**Exercise requirements**:
Output the data that follows exactly, line for line.

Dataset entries

------------

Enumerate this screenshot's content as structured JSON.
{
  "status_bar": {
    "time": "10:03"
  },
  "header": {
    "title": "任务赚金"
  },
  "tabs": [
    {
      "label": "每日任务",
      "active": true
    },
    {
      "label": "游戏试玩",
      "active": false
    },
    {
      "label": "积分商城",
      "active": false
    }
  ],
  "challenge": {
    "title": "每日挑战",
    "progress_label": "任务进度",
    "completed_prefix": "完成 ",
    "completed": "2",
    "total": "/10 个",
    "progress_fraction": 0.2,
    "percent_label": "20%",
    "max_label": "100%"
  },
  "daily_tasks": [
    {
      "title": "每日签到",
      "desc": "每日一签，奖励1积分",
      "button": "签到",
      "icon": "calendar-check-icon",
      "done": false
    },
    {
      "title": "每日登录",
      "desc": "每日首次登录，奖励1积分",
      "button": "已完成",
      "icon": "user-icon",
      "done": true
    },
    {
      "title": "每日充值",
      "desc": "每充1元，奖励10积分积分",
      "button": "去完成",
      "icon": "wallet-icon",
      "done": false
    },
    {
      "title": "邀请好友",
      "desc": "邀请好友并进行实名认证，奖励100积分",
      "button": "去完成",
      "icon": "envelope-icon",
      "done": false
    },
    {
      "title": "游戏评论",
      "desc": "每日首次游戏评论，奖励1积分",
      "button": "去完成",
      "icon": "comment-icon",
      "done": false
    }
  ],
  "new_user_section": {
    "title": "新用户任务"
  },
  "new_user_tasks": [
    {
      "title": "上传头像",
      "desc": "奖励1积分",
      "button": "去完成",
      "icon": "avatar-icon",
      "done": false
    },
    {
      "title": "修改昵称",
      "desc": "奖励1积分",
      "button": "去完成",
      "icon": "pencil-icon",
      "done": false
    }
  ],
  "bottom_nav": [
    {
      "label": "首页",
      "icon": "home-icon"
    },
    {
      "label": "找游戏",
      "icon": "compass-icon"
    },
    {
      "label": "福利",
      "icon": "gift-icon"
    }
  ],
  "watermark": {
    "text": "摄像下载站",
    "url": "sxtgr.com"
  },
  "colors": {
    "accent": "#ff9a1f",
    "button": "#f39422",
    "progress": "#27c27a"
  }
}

------------

**Result below**:
Enumerate this screenshot's content as structured JSON.
{
  "status_bar": {
    "time": "10:03"
  },
  "header": {
    "title": "任务赚金"
  },
  "tabs": [
    {
      "label": "每日任务",
      "active": true
    },
    {
      "label": "游戏试玩",
      "active": false
    },
    {
      "label": "积分商城",
      "active": false
    }
  ],
  "challenge": {
    "title": "每日挑战",
    "progress_label": "任务进度",
    "completed_prefix": "完成 ",
    "completed": "2",
    "total": "/10 个",
    "progress_fraction": 0.2,
    "percent_label": "20%",
    "max_label": "100%"
  },
  "daily_tasks": [
    {
      "title": "每日签到",
      "desc": "每日一签，奖励1积分",
      "button": "签到",
      "icon": "calendar-check-icon",
      "done": false
    },
    {
      "title": "每日登录",
      "desc": "每日首次登录，奖励1积分",
      "button": "已完成",
      "icon": "user-icon",
      "done": true
    },
    {
      "title": "每日充值",
      "desc": "每充1元，奖励10积分积分",
      "button": "去完成",
      "icon": "wallet-icon",
      "done": false
    },
    {
      "title": "邀请好友",
      "desc": "邀请好友并进行实名认证，奖励100积分",
      "button": "去完成",
      "icon": "envelope-icon",
      "done": false
    },
    {
      "title": "游戏评论",
      "desc": "每日首次游戏评论，奖励1积分",
      "button": "去完成",
      "icon": "comment-icon",
      "done": false
    }
  ],
  "new_user_section": {
    "title": "新用户任务"
  },
  "new_user_tasks": [
    {
      "title": "上传头像",
      "desc": "奖励1积分",
      "button": "去完成",
      "icon": "avatar-icon",
      "done": false
    },
    {
      "title": "修改昵称",
      "desc": "奖励1积分",
      "button": "去完成",
      "icon": "pencil-icon",
      "done": false
    }
  ],
  "bottom_nav": [
    {
      "label": "首页",
      "icon": "home-icon"
    },
    {
      "label": "找游戏",
      "icon": "compass-icon"
    },
    {
      "label": "福利",
      "icon": "gift-icon"
    }
  ],
  "watermark": {
    "text": "摄像下载站",
    "url": "sxtgr.com"
  },
  "colors": {
    "accent": "#ff9a1f",
    "button": "#f39422",
    "progress": "#27c27a"
  }
}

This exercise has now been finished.